Start DATA LINES

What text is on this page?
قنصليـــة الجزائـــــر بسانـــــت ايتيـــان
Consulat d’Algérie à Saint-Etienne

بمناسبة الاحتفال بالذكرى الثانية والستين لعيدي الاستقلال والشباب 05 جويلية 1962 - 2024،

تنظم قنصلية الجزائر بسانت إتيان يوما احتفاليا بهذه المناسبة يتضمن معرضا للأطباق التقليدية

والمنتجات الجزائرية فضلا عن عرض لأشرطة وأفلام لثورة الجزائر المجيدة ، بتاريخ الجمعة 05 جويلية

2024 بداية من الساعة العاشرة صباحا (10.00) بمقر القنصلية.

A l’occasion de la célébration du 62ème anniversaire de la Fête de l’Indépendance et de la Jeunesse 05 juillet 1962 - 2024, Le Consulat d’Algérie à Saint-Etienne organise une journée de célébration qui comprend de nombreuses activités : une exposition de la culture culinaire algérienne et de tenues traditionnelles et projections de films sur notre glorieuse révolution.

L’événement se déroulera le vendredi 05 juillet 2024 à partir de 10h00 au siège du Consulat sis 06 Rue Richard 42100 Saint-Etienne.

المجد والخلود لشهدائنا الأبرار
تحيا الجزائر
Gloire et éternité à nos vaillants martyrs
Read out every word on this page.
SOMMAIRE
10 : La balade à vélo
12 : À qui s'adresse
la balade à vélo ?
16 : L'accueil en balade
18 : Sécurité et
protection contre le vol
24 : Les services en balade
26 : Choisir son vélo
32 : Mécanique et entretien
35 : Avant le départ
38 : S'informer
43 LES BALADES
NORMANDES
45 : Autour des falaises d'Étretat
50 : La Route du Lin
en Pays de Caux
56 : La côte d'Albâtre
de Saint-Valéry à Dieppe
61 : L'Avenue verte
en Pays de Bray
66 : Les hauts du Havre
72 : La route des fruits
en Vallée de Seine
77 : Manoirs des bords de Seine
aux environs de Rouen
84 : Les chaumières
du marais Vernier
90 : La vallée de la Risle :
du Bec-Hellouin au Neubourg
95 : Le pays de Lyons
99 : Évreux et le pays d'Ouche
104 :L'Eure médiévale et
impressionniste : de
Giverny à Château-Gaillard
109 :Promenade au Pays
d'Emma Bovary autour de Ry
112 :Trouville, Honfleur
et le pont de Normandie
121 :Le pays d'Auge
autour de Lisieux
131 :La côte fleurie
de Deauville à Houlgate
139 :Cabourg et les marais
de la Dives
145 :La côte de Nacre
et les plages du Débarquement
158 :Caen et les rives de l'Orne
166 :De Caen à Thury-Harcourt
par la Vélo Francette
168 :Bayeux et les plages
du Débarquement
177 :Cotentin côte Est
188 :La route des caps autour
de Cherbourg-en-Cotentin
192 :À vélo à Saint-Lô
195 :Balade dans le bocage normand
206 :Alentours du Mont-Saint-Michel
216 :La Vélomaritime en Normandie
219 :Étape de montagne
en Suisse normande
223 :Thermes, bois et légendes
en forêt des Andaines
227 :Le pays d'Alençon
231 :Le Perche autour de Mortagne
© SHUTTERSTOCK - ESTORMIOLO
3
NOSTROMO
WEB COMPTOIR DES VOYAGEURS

End DATA LINES

Where a line above contains the word "marais", copy that line.

du marais Vernier
139 :Cabourg et les marais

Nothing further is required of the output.